Pictures do not belong in the copy; transcribe everything else in the records exactly.
+---+
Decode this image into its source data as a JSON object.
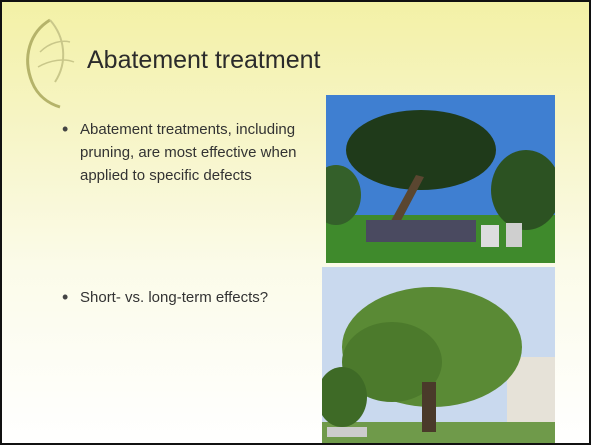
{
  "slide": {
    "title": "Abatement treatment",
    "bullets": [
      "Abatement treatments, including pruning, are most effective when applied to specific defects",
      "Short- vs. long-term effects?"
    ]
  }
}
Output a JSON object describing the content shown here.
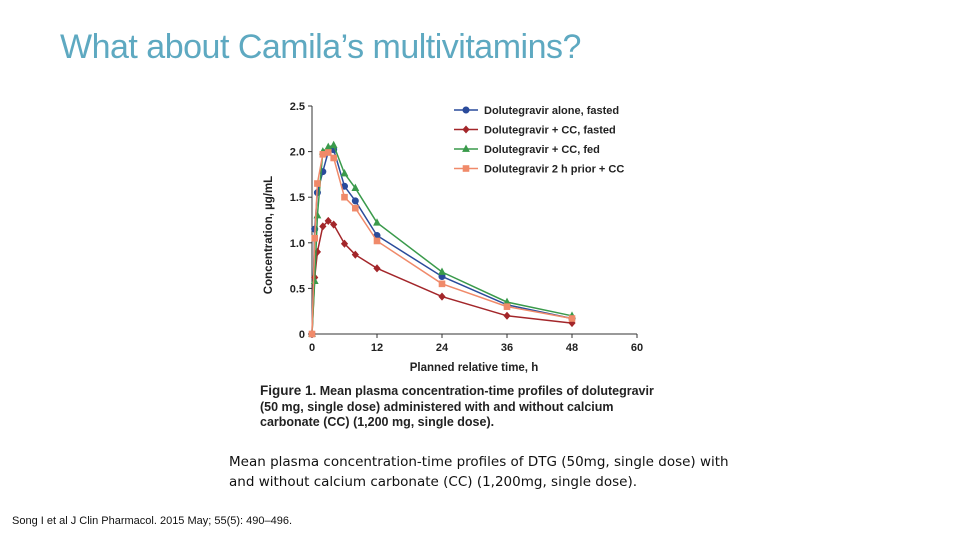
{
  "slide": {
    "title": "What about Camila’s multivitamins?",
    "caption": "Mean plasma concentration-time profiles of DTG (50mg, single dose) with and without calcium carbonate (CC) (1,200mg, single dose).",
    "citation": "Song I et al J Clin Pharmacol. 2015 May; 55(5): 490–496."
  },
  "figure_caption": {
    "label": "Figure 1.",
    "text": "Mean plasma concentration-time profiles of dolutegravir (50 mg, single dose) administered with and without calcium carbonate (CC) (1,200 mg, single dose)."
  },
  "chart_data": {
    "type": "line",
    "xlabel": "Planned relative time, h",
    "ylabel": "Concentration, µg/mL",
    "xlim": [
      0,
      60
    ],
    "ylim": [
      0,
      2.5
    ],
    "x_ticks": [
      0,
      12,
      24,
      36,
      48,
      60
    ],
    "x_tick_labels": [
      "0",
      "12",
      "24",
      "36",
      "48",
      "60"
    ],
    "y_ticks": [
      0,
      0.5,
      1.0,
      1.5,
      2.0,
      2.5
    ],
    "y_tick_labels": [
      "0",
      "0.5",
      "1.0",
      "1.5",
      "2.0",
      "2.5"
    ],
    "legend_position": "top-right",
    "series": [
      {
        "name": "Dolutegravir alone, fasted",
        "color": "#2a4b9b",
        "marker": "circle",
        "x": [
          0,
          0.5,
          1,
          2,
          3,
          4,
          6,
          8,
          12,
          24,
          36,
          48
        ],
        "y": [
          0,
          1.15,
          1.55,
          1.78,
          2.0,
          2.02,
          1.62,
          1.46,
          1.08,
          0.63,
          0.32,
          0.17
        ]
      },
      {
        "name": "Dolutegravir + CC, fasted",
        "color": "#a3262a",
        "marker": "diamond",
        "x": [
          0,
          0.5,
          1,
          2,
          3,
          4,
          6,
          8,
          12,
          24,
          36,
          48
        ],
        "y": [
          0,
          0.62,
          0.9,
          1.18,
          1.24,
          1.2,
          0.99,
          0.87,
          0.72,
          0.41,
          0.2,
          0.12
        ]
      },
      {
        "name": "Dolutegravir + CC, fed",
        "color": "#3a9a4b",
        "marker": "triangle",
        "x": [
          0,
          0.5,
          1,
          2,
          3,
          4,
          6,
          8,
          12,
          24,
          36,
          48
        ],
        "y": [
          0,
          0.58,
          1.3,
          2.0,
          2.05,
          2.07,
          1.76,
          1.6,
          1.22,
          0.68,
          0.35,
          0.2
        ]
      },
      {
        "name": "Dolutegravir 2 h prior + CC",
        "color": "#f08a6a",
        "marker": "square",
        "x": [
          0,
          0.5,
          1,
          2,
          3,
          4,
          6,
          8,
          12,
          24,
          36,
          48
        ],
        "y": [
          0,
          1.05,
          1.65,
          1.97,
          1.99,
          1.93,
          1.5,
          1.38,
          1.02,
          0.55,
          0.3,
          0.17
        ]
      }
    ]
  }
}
+---+
Output ▸
Decode this image into its source data as a JSON object.
{
  "slide": {
    "title": "Abatement treatment",
    "bullets": [
      "Abatement treatments, including pruning, are most effective when applied to specific defects",
      "Short- vs. long-term effects?"
    ]
  }
}
Output a JSON object describing the content shown here.
{
  "slide": {
    "title": "What about Camila’s multivitamins?",
    "caption": "Mean plasma concentration-time profiles of DTG (50mg, single dose) with and without calcium carbonate (CC) (1,200mg, single dose).",
    "citation": "Song I et al J Clin Pharmacol. 2015 May; 55(5): 490–496."
  },
  "figure_caption": {
    "label": "Figure 1.",
    "text": "Mean plasma concentration-time profiles of dolutegravir (50 mg, single dose) administered with and without calcium carbonate (CC) (1,200 mg, single dose)."
  },
  "chart_data": {
    "type": "line",
    "xlabel": "Planned relative time, h",
    "ylabel": "Concentration, µg/mL",
    "xlim": [
      0,
      60
    ],
    "ylim": [
      0,
      2.5
    ],
    "x_ticks": [
      0,
      12,
      24,
      36,
      48,
      60
    ],
    "x_tick_labels": [
      "0",
      "12",
      "24",
      "36",
      "48",
      "60"
    ],
    "y_ticks": [
      0,
      0.5,
      1.0,
      1.5,
      2.0,
      2.5
    ],
    "y_tick_labels": [
      "0",
      "0.5",
      "1.0",
      "1.5",
      "2.0",
      "2.5"
    ],
    "legend_position": "top-right",
    "series": [
      {
        "name": "Dolutegravir alone, fasted",
        "color": "#2a4b9b",
        "marker": "circle",
        "x": [
          0,
          0.5,
          1,
          2,
          3,
          4,
          6,
          8,
          12,
          24,
          36,
          48
        ],
        "y": [
          0,
          1.15,
          1.55,
          1.78,
          2.0,
          2.02,
          1.62,
          1.46,
          1.08,
          0.63,
          0.32,
          0.17
        ]
      },
      {
        "name": "Dolutegravir + CC, fasted",
        "color": "#a3262a",
        "marker": "diamond",
        "x": [
          0,
          0.5,
          1,
          2,
          3,
          4,
          6,
          8,
          12,
          24,
          36,
          48
        ],
        "y": [
          0,
          0.62,
          0.9,
          1.18,
          1.24,
          1.2,
          0.99,
          0.87,
          0.72,
          0.41,
          0.2,
          0.12
        ]
      },
      {
        "name": "Dolutegravir + CC, fed",
        "color": "#3a9a4b",
        "marker": "triangle",
        "x": [
          0,
          0.5,
          1,
          2,
          3,
          4,
          6,
          8,
          12,
          24,
          36,
          48
        ],
        "y": [
          0,
          0.58,
          1.3,
          2.0,
          2.05,
          2.07,
          1.76,
          1.6,
          1.22,
          0.68,
          0.35,
          0.2
        ]
      },
      {
        "name": "Dolutegravir 2 h prior + CC",
        "color": "#f08a6a",
        "marker": "square",
        "x": [
          0,
          0.5,
          1,
          2,
          3,
          4,
          6,
          8,
          12,
          24,
          36,
          48
        ],
        "y": [
          0,
          1.05,
          1.65,
          1.97,
          1.99,
          1.93,
          1.5,
          1.38,
          1.02,
          0.55,
          0.3,
          0.17
        ]
      }
    ]
  }
}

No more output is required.